Challenge:
Only lines holding the word "инвалид" should be copied from the material.

====== Information shown ======

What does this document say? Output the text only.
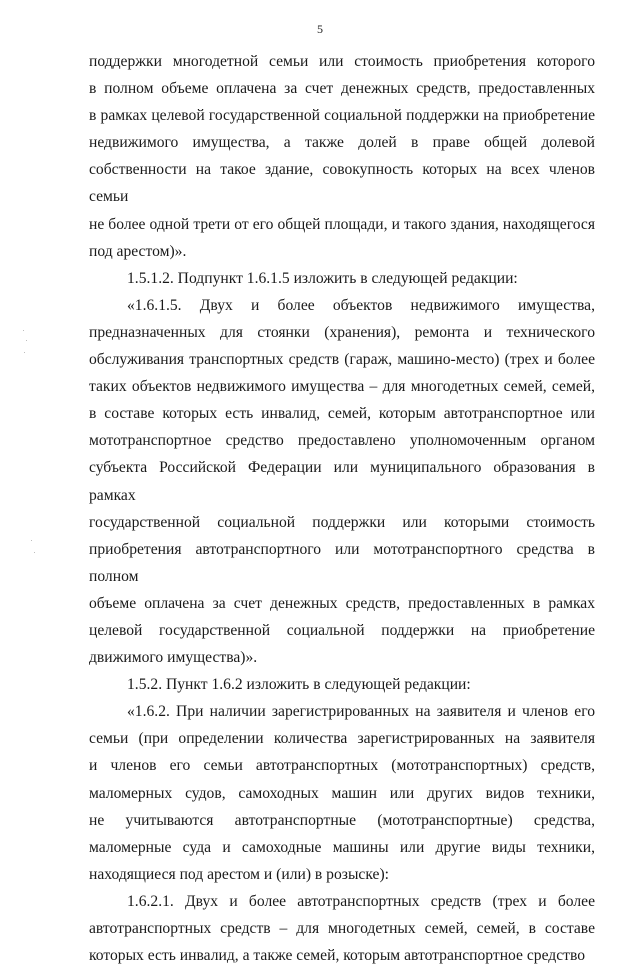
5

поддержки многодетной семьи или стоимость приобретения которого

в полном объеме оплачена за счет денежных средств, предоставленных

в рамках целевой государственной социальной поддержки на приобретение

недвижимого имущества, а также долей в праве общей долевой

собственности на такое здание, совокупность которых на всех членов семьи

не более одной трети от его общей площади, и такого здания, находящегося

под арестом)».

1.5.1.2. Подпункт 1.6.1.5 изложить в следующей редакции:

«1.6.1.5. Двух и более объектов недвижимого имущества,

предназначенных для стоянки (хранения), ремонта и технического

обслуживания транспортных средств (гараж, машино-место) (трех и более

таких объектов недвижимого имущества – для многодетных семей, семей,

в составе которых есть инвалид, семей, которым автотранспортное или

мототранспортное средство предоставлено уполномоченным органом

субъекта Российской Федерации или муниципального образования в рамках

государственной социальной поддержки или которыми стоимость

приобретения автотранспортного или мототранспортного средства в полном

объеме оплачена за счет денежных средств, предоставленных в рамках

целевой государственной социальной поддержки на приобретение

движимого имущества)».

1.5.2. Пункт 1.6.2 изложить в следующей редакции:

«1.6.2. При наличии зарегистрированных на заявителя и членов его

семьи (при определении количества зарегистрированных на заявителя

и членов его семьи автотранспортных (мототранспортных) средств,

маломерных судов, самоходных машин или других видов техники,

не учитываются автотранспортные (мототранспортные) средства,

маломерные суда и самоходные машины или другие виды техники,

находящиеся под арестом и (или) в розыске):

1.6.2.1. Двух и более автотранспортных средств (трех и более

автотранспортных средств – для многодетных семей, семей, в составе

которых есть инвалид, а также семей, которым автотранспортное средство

======

Problem solution:
в составе которых есть инвалид, семей, которым автотранспортное или
которых есть инвалид, а также семей, которым автотранспортное средство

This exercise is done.